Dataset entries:

↓↓↓

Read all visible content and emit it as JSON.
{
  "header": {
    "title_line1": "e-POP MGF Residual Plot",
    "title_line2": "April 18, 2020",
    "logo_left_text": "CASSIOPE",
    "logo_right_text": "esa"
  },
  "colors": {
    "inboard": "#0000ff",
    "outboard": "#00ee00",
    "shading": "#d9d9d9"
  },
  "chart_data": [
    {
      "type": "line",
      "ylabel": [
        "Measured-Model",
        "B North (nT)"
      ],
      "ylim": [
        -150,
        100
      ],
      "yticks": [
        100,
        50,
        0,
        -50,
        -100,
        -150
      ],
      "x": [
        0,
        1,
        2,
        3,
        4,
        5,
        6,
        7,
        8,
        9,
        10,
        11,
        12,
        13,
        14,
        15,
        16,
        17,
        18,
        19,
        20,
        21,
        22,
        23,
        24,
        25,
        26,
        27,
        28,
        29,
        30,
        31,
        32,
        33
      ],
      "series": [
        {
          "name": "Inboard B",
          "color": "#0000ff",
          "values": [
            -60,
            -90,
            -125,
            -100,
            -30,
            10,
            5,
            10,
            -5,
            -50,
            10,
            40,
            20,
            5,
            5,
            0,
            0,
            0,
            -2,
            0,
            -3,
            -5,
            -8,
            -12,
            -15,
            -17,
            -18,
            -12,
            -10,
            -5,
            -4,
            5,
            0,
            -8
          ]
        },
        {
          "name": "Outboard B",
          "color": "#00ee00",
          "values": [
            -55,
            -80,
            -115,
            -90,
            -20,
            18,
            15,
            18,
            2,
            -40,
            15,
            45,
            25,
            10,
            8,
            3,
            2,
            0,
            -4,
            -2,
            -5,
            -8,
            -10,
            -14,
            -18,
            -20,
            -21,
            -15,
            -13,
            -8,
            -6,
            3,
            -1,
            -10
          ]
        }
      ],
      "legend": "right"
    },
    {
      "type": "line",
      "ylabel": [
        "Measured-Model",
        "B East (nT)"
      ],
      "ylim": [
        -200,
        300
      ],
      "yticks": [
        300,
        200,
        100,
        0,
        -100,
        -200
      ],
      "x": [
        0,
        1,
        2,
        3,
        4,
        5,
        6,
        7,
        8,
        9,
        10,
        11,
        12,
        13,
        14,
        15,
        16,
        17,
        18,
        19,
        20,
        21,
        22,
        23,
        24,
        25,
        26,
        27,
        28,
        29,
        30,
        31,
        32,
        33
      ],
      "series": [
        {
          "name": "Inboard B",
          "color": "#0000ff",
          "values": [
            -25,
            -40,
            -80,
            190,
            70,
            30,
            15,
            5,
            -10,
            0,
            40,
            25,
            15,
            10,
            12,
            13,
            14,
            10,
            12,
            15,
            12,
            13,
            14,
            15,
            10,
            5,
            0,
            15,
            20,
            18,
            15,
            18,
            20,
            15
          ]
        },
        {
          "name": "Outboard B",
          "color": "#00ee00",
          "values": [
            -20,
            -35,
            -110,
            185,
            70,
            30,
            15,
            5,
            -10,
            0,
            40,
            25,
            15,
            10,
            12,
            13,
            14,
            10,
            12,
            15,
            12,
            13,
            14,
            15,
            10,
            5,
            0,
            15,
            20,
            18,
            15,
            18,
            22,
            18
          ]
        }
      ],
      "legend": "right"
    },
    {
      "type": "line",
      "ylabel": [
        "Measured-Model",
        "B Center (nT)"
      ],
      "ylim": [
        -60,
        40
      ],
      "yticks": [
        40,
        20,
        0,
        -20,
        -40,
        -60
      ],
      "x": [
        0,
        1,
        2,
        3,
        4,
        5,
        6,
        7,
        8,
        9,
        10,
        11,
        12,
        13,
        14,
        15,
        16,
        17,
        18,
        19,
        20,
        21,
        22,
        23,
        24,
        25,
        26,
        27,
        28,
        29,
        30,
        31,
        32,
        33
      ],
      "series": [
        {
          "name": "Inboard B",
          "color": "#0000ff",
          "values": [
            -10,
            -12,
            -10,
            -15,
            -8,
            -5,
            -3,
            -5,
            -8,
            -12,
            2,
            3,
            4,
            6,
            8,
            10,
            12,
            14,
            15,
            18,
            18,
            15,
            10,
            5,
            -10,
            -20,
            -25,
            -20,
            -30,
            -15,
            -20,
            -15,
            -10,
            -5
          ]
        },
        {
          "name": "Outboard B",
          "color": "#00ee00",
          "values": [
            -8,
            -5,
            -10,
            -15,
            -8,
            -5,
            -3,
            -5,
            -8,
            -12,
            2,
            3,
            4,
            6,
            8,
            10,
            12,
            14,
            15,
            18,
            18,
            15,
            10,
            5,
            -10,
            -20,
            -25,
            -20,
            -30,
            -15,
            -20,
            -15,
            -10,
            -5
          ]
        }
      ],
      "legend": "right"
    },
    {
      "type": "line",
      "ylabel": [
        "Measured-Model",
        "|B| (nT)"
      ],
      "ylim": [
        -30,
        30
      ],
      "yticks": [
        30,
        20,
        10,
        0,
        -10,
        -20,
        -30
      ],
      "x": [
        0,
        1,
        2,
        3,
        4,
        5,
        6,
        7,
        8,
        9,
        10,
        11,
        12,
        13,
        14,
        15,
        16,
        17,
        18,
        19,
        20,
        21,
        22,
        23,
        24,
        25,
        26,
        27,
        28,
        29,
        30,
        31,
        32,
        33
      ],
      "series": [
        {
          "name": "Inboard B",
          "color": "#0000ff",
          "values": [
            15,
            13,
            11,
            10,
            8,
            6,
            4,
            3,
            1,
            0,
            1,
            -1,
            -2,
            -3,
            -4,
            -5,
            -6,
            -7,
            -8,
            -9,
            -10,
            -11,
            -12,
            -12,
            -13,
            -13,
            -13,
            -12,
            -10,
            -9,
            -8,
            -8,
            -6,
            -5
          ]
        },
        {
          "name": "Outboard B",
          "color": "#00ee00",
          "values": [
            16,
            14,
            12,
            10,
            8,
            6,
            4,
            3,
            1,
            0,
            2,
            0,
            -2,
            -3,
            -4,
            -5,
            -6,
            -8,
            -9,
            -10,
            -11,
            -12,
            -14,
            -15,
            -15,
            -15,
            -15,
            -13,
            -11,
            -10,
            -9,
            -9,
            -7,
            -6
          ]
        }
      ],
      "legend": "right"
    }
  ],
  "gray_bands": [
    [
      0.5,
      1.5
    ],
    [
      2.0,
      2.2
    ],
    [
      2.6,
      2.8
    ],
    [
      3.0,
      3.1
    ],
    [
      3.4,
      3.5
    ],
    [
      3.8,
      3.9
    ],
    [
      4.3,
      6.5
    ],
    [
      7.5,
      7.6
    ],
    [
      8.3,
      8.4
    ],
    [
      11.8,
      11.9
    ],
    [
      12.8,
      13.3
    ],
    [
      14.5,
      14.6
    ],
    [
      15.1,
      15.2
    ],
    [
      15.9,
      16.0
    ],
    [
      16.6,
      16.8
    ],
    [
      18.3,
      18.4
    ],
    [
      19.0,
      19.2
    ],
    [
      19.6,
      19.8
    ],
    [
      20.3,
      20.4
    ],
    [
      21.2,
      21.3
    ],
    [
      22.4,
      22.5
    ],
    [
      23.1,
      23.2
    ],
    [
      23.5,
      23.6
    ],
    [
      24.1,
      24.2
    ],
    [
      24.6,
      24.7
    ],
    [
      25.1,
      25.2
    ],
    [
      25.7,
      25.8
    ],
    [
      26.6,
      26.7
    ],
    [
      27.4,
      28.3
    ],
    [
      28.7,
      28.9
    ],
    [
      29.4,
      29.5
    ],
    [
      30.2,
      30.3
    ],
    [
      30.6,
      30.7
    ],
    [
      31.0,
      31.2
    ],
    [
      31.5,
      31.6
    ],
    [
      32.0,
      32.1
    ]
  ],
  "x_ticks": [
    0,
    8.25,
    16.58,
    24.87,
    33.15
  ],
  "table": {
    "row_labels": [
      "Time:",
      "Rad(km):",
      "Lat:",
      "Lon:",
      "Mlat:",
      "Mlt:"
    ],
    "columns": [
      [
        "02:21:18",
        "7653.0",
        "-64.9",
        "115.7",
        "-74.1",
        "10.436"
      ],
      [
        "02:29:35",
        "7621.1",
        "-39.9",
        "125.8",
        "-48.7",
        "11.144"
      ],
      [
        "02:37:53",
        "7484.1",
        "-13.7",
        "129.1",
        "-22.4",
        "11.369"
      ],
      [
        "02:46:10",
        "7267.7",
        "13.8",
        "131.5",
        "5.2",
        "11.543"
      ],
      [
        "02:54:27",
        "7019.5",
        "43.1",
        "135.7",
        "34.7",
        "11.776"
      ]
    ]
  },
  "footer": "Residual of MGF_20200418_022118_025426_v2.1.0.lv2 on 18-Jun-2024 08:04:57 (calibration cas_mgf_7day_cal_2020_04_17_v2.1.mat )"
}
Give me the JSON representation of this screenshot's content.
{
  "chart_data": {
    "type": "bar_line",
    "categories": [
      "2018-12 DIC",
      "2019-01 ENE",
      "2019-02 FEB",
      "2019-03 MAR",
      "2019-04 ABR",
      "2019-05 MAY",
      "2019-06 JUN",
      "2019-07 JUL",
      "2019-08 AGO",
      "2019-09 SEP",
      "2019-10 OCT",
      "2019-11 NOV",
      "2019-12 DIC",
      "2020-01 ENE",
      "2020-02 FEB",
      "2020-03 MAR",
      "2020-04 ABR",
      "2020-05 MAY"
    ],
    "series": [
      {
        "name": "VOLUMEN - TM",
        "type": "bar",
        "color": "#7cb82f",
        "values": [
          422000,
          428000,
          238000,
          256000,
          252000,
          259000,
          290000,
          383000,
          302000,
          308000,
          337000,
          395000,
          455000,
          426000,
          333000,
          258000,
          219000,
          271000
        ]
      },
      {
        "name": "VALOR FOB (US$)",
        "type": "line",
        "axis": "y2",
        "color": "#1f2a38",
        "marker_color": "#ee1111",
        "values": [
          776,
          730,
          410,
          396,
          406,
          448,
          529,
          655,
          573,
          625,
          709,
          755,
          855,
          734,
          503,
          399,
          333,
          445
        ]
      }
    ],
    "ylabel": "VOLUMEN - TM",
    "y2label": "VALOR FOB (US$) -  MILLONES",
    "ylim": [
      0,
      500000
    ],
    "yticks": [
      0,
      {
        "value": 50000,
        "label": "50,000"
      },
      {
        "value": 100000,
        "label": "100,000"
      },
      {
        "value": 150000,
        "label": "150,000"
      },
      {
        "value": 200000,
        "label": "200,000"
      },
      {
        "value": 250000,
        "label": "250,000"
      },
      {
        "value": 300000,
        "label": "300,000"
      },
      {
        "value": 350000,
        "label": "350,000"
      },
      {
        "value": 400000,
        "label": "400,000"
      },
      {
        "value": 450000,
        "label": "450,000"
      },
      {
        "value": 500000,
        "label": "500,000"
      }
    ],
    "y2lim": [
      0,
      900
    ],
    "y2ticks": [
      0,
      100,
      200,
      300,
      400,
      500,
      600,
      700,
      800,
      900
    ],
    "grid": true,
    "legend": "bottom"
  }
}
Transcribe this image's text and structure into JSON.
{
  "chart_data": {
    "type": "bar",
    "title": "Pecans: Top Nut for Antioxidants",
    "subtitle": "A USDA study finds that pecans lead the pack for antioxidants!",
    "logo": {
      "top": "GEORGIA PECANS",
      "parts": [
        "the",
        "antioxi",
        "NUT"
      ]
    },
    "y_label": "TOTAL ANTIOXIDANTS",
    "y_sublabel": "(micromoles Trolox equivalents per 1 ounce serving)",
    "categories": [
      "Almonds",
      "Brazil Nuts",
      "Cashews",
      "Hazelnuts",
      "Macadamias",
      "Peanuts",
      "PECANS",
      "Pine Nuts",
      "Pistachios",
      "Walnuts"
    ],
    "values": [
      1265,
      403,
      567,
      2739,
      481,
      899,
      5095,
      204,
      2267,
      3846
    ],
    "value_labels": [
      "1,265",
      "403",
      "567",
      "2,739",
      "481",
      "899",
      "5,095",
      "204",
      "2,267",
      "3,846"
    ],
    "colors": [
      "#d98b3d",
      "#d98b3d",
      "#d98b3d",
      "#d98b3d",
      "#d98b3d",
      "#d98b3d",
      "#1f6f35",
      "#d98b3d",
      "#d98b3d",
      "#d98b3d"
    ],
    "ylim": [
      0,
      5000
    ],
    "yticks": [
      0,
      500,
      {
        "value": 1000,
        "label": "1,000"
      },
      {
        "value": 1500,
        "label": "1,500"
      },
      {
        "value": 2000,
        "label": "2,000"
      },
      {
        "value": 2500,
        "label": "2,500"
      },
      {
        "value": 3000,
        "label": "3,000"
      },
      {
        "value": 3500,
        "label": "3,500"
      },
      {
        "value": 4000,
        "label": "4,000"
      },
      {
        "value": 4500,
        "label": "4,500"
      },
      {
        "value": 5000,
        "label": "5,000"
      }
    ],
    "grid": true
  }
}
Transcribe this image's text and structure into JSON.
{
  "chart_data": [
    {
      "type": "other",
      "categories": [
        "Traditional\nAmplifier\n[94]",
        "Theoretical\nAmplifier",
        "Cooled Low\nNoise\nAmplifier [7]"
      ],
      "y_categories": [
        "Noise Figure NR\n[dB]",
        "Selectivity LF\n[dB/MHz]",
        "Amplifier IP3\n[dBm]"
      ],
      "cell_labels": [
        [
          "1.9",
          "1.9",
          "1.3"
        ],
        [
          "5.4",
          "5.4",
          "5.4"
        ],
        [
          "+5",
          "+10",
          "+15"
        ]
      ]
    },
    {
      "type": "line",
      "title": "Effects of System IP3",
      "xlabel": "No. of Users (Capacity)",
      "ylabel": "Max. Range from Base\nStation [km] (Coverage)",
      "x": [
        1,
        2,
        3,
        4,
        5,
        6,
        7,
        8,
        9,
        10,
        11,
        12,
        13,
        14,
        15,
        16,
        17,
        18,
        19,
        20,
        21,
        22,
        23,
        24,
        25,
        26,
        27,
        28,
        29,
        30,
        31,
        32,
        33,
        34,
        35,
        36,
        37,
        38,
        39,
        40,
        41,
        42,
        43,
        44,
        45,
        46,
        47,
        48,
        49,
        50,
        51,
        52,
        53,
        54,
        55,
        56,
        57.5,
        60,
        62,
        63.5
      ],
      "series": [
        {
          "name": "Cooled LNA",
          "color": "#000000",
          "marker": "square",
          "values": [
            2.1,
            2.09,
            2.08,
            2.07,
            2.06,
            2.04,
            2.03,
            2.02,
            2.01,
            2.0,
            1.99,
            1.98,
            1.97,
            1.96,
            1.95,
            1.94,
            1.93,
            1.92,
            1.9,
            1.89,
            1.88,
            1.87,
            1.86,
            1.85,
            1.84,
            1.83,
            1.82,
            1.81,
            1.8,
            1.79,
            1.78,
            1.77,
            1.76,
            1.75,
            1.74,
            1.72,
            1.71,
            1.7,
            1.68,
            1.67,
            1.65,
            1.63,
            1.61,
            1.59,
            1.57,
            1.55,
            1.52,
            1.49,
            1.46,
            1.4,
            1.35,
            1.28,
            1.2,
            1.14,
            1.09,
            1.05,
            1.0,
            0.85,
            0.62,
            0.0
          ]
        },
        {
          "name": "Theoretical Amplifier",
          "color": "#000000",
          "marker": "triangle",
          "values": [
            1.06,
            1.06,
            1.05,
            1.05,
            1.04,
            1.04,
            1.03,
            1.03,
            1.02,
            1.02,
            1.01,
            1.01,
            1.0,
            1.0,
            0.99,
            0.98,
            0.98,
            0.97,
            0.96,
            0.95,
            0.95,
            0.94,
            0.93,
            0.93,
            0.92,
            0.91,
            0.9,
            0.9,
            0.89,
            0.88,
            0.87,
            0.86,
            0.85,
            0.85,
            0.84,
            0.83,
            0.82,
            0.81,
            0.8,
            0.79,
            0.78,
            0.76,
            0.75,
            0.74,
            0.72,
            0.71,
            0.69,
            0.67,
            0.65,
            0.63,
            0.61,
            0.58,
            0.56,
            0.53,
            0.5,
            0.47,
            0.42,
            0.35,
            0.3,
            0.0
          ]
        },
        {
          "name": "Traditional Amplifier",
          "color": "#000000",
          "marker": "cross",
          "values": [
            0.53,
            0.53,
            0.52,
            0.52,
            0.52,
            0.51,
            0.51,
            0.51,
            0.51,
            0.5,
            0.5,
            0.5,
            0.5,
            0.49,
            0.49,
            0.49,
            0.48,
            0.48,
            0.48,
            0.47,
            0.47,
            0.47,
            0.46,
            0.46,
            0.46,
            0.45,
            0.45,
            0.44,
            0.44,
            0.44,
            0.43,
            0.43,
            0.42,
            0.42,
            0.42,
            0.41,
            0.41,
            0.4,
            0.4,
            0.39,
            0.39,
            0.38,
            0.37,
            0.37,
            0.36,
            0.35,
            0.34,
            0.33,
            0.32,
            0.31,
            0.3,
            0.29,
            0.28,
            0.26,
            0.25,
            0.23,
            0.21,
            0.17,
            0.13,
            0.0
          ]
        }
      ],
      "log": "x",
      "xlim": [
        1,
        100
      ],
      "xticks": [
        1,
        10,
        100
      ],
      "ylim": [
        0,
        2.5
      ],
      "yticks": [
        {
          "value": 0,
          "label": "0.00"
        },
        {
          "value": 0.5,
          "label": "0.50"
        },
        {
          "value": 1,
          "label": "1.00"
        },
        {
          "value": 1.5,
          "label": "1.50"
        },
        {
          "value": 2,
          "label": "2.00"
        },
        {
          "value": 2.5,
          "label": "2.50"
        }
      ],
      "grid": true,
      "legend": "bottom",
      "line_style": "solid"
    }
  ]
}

↑↑↑

* _Exercise_
Your answer should be a single number: the count of lines in the material above that contain "Traditional".

* _Output_
2